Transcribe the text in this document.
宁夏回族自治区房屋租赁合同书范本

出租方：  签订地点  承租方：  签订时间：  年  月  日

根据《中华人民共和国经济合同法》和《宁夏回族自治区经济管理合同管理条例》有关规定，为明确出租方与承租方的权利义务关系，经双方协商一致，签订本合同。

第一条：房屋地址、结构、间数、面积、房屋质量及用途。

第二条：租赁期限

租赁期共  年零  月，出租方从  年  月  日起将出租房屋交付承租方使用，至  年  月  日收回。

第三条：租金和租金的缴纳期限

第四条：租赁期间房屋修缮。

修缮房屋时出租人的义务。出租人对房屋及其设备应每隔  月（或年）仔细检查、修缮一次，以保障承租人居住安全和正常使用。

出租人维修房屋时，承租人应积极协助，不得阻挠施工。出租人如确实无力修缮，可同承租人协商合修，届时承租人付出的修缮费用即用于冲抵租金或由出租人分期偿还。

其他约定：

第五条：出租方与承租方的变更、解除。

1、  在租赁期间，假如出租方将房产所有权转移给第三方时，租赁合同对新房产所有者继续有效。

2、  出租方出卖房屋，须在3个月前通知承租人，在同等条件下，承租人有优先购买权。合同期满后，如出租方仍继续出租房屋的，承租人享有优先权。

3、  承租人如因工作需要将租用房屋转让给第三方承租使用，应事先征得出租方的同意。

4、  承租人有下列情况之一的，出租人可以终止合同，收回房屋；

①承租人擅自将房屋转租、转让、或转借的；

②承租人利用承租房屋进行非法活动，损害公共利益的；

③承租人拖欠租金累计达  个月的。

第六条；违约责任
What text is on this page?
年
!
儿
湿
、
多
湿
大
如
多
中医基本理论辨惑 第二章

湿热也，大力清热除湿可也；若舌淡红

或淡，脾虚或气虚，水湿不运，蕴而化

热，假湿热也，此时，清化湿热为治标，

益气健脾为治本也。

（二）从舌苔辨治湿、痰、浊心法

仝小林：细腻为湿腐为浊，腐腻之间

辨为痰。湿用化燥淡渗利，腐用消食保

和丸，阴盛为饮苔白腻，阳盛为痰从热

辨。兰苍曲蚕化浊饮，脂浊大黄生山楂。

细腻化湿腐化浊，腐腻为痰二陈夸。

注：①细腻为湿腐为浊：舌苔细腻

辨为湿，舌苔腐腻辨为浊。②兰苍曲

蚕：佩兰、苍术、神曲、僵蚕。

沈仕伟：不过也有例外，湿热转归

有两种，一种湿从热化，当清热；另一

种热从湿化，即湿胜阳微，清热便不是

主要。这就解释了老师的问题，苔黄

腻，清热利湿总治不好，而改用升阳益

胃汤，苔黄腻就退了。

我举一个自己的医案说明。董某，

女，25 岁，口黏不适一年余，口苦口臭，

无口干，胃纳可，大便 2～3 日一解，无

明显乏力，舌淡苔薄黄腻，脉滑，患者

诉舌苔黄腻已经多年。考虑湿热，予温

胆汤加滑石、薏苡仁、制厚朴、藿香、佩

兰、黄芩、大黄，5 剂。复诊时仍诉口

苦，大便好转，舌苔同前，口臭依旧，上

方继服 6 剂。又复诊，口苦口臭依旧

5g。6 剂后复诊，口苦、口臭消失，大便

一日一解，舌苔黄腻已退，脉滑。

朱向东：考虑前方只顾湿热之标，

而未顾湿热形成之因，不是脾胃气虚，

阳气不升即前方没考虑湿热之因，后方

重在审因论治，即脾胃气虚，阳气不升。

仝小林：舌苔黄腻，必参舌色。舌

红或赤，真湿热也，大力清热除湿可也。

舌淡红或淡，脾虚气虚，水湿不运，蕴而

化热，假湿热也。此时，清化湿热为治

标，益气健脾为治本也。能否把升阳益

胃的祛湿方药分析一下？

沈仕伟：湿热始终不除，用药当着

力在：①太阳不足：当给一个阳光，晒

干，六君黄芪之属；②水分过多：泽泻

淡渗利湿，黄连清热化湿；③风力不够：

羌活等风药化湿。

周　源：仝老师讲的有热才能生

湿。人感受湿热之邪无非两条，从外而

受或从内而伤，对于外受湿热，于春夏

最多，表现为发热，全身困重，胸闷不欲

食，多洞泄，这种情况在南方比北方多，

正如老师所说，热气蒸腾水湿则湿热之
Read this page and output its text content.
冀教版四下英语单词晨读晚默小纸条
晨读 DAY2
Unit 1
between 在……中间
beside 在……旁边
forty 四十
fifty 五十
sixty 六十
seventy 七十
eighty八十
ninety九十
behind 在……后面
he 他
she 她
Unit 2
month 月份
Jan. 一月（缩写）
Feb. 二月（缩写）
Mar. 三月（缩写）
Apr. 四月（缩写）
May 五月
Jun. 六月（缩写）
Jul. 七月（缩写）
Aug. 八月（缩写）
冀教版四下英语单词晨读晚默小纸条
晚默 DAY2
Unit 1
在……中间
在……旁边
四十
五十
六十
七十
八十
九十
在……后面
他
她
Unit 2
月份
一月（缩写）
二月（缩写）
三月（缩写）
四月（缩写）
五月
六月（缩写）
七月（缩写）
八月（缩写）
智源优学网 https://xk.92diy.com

· · · · · · ·

■ **PROBLEM STATEMENT**
Reproduce only the lines between the line containing "Read this page and output its text content." and the last line of the records, those two lines included, exactly.

■ **SOLUTION TO THIS PROBLEM**
Read this page and output its text content.
冀教版四下英语单词晨读晚默小纸条
晨读 DAY2
Unit 1
between 在……中间
beside 在……旁边
forty 四十
fifty 五十
sixty 六十
seventy 七十
eighty八十
ninety九十
behind 在……后面
he 他
she 她
Unit 2
month 月份
Jan. 一月（缩写）
Feb. 二月（缩写）
Mar. 三月（缩写）
Apr. 四月（缩写）
May 五月
Jun. 六月（缩写）
Jul. 七月（缩写）
Aug. 八月（缩写）
冀教版四下英语单词晨读晚默小纸条
晚默 DAY2
Unit 1
在……中间
在……旁边
四十
五十
六十
七十
八十
九十
在……后面
他
她
Unit 2
月份
一月（缩写）
二月（缩写）
三月（缩写）
四月（缩写）
五月
六月（缩写）
七月（缩写）
八月（缩写）
智源优学网 https://xk.92diy.com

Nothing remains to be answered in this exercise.